→ **GOAL**:
Every entry below should be transcribed exactly; pictures stay out of the copy.

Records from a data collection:
◇ ◇ ◇ ◇ ◇

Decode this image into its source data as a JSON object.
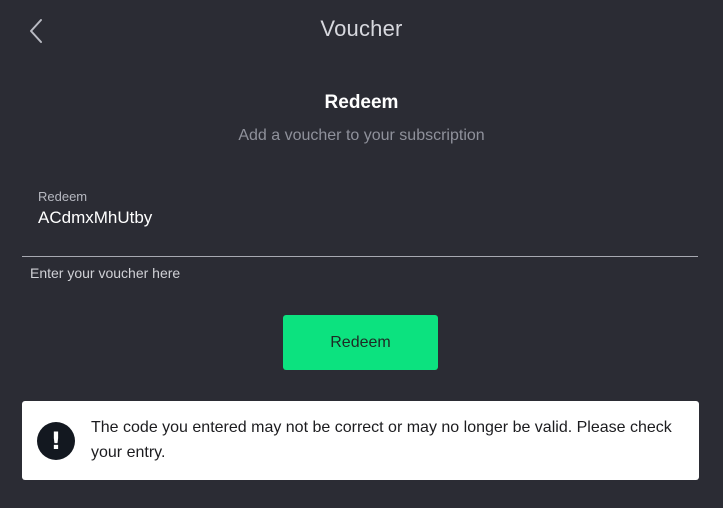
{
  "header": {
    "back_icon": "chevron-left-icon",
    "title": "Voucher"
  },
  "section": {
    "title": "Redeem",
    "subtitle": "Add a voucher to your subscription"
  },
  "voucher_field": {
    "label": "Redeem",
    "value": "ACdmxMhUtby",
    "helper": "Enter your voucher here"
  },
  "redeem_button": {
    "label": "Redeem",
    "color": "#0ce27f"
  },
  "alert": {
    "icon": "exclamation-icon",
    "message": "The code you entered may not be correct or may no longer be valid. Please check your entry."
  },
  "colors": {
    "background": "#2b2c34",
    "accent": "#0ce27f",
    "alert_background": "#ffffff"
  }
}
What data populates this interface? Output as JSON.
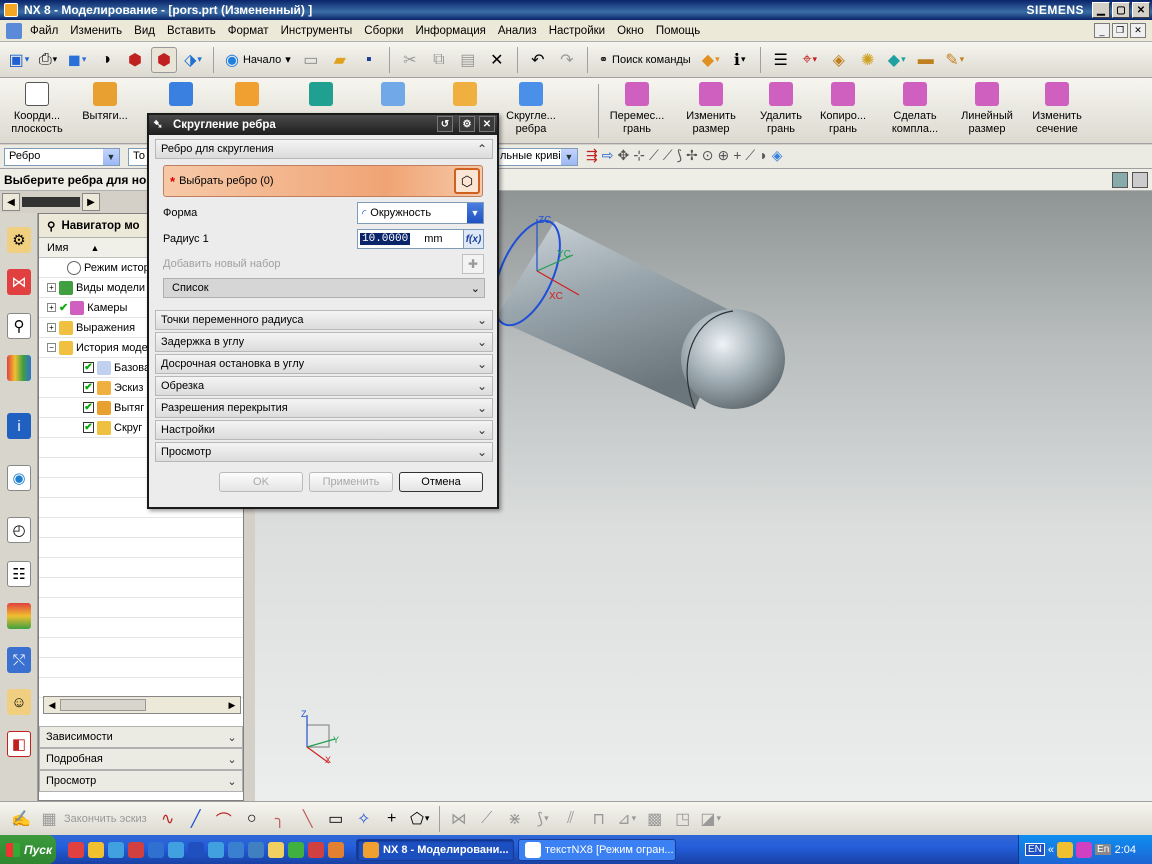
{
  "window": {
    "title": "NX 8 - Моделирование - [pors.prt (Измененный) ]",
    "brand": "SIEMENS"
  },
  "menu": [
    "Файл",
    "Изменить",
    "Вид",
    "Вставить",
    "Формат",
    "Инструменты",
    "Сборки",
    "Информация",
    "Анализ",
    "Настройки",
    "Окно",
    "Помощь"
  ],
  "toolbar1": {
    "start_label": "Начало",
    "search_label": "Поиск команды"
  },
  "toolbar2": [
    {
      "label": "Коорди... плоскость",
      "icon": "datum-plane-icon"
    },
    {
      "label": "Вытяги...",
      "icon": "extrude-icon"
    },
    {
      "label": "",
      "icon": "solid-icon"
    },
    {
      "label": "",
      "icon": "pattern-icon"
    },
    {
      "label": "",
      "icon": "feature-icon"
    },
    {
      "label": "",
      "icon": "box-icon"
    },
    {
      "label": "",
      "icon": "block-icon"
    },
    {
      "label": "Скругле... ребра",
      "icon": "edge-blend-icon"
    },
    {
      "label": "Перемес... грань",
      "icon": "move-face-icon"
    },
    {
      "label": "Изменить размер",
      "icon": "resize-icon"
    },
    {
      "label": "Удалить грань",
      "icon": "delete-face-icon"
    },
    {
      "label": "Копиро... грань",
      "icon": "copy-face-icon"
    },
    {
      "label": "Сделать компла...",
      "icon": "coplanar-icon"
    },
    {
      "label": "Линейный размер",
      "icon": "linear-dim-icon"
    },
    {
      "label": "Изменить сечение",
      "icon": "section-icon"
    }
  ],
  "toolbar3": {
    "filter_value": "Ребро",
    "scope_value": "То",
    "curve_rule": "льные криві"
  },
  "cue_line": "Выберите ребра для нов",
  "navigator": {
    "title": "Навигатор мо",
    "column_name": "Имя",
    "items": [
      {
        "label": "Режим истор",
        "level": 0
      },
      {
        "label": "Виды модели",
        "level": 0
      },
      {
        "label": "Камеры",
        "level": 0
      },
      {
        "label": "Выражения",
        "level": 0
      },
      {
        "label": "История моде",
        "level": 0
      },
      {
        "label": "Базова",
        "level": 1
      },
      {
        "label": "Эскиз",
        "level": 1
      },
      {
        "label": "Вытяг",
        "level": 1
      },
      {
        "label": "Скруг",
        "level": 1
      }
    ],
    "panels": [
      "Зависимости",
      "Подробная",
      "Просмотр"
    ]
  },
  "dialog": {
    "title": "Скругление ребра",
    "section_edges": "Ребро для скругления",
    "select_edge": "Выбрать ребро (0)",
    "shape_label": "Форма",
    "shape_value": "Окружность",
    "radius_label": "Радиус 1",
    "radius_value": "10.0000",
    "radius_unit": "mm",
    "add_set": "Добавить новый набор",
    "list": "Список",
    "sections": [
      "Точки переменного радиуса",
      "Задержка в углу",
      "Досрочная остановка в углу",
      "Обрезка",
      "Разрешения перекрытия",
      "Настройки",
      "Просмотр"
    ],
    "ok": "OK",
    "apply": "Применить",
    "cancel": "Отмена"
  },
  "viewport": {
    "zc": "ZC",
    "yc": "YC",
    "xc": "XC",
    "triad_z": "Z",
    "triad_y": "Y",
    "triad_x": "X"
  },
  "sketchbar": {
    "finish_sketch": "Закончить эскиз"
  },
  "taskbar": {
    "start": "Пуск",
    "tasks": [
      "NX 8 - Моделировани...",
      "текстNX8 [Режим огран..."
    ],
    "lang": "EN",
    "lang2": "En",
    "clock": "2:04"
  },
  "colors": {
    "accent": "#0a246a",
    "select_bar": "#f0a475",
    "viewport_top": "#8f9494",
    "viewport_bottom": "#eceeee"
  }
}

◇ ◇ ◇ ◇ ◇

→ **ANSWER TO THE TASK**:
Decode this image into its source data as a JSON object.
{
  "header": {
    "back_icon": "chevron-left-icon",
    "title": "Voucher"
  },
  "section": {
    "title": "Redeem",
    "subtitle": "Add a voucher to your subscription"
  },
  "voucher_field": {
    "label": "Redeem",
    "value": "ACdmxMhUtby",
    "helper": "Enter your voucher here"
  },
  "redeem_button": {
    "label": "Redeem",
    "color": "#0ce27f"
  },
  "alert": {
    "icon": "exclamation-icon",
    "message": "The code you entered may not be correct or may no longer be valid. Please check your entry."
  },
  "colors": {
    "background": "#2b2c34",
    "accent": "#0ce27f",
    "alert_background": "#ffffff"
  }
}
What data populates this interface? Output as JSON.
{
  "window": {
    "title": "NX 8 - Моделирование - [pors.prt (Измененный) ]",
    "brand": "SIEMENS"
  },
  "menu": [
    "Файл",
    "Изменить",
    "Вид",
    "Вставить",
    "Формат",
    "Инструменты",
    "Сборки",
    "Информация",
    "Анализ",
    "Настройки",
    "Окно",
    "Помощь"
  ],
  "toolbar1": {
    "start_label": "Начало",
    "search_label": "Поиск команды"
  },
  "toolbar2": [
    {
      "label": "Коорди... плоскость",
      "icon": "datum-plane-icon"
    },
    {
      "label": "Вытяги...",
      "icon": "extrude-icon"
    },
    {
      "label": "",
      "icon": "solid-icon"
    },
    {
      "label": "",
      "icon": "pattern-icon"
    },
    {
      "label": "",
      "icon": "feature-icon"
    },
    {
      "label": "",
      "icon": "box-icon"
    },
    {
      "label": "",
      "icon": "block-icon"
    },
    {
      "label": "Скругле... ребра",
      "icon": "edge-blend-icon"
    },
    {
      "label": "Перемес... грань",
      "icon": "move-face-icon"
    },
    {
      "label": "Изменить размер",
      "icon": "resize-icon"
    },
    {
      "label": "Удалить грань",
      "icon": "delete-face-icon"
    },
    {
      "label": "Копиро... грань",
      "icon": "copy-face-icon"
    },
    {
      "label": "Сделать компла...",
      "icon": "coplanar-icon"
    },
    {
      "label": "Линейный размер",
      "icon": "linear-dim-icon"
    },
    {
      "label": "Изменить сечение",
      "icon": "section-icon"
    }
  ],
  "toolbar3": {
    "filter_value": "Ребро",
    "scope_value": "То",
    "curve_rule": "льные криві"
  },
  "cue_line": "Выберите ребра для нов",
  "navigator": {
    "title": "Навигатор мо",
    "column_name": "Имя",
    "items": [
      {
        "label": "Режим истор",
        "level": 0
      },
      {
        "label": "Виды модели",
        "level": 0
      },
      {
        "label": "Камеры",
        "level": 0
      },
      {
        "label": "Выражения",
        "level": 0
      },
      {
        "label": "История моде",
        "level": 0
      },
      {
        "label": "Базова",
        "level": 1
      },
      {
        "label": "Эскиз",
        "level": 1
      },
      {
        "label": "Вытяг",
        "level": 1
      },
      {
        "label": "Скруг",
        "level": 1
      }
    ],
    "panels": [
      "Зависимости",
      "Подробная",
      "Просмотр"
    ]
  },
  "dialog": {
    "title": "Скругление ребра",
    "section_edges": "Ребро для скругления",
    "select_edge": "Выбрать ребро (0)",
    "shape_label": "Форма",
    "shape_value": "Окружность",
    "radius_label": "Радиус 1",
    "radius_value": "10.0000",
    "radius_unit": "mm",
    "add_set": "Добавить новый набор",
    "list": "Список",
    "sections": [
      "Точки переменного радиуса",
      "Задержка в углу",
      "Досрочная остановка в углу",
      "Обрезка",
      "Разрешения перекрытия",
      "Настройки",
      "Просмотр"
    ],
    "ok": "OK",
    "apply": "Применить",
    "cancel": "Отмена"
  },
  "viewport": {
    "zc": "ZC",
    "yc": "YC",
    "xc": "XC",
    "triad_z": "Z",
    "triad_y": "Y",
    "triad_x": "X"
  },
  "sketchbar": {
    "finish_sketch": "Закончить эскиз"
  },
  "taskbar": {
    "start": "Пуск",
    "tasks": [
      "NX 8 - Моделировани...",
      "текстNX8 [Режим огран..."
    ],
    "lang": "EN",
    "lang2": "En",
    "clock": "2:04"
  },
  "colors": {
    "accent": "#0a246a",
    "select_bar": "#f0a475",
    "viewport_top": "#8f9494",
    "viewport_bottom": "#eceeee"
  }
}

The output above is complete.